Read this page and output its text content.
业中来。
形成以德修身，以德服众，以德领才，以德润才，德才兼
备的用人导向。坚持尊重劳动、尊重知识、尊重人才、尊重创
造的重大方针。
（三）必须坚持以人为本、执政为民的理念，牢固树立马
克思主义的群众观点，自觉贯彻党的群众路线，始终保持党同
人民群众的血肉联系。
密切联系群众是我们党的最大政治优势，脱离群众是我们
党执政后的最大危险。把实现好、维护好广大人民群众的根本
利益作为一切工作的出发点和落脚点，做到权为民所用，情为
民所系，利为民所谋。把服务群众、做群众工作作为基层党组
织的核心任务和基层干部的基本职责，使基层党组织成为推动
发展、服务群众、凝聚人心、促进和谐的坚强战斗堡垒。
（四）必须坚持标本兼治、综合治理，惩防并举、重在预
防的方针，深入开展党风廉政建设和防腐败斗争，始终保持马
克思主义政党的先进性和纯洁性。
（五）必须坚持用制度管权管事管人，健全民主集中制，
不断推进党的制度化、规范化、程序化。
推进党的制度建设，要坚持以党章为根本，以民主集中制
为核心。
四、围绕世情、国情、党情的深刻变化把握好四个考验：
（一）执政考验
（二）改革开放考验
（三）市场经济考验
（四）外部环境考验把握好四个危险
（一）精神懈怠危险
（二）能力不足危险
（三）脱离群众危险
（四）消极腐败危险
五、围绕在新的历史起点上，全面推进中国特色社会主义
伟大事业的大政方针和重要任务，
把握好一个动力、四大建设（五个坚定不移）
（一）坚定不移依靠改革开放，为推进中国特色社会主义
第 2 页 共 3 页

####

▸ **WORK TO BE COMPLETED**: Retype every record above exactly as written.

▸ **THE ANSWER**:
Read this page and output its text content.
业中来。
形成以德修身，以德服众，以德领才，以德润才，德才兼
备的用人导向。坚持尊重劳动、尊重知识、尊重人才、尊重创
造的重大方针。
（三）必须坚持以人为本、执政为民的理念，牢固树立马
克思主义的群众观点，自觉贯彻党的群众路线，始终保持党同
人民群众的血肉联系。
密切联系群众是我们党的最大政治优势，脱离群众是我们
党执政后的最大危险。把实现好、维护好广大人民群众的根本
利益作为一切工作的出发点和落脚点，做到权为民所用，情为
民所系，利为民所谋。把服务群众、做群众工作作为基层党组
织的核心任务和基层干部的基本职责，使基层党组织成为推动
发展、服务群众、凝聚人心、促进和谐的坚强战斗堡垒。
（四）必须坚持标本兼治、综合治理，惩防并举、重在预
防的方针，深入开展党风廉政建设和防腐败斗争，始终保持马
克思主义政党的先进性和纯洁性。
（五）必须坚持用制度管权管事管人，健全民主集中制，
不断推进党的制度化、规范化、程序化。
推进党的制度建设，要坚持以党章为根本，以民主集中制
为核心。
四、围绕世情、国情、党情的深刻变化把握好四个考验：
（一）执政考验
（二）改革开放考验
（三）市场经济考验
（四）外部环境考验把握好四个危险
（一）精神懈怠危险
（二）能力不足危险
（三）脱离群众危险
（四）消极腐败危险
五、围绕在新的历史起点上，全面推进中国特色社会主义
伟大事业的大政方针和重要任务，
把握好一个动力、四大建设（五个坚定不移）
（一）坚定不移依靠改革开放，为推进中国特色社会主义
第 2 页 共 3 页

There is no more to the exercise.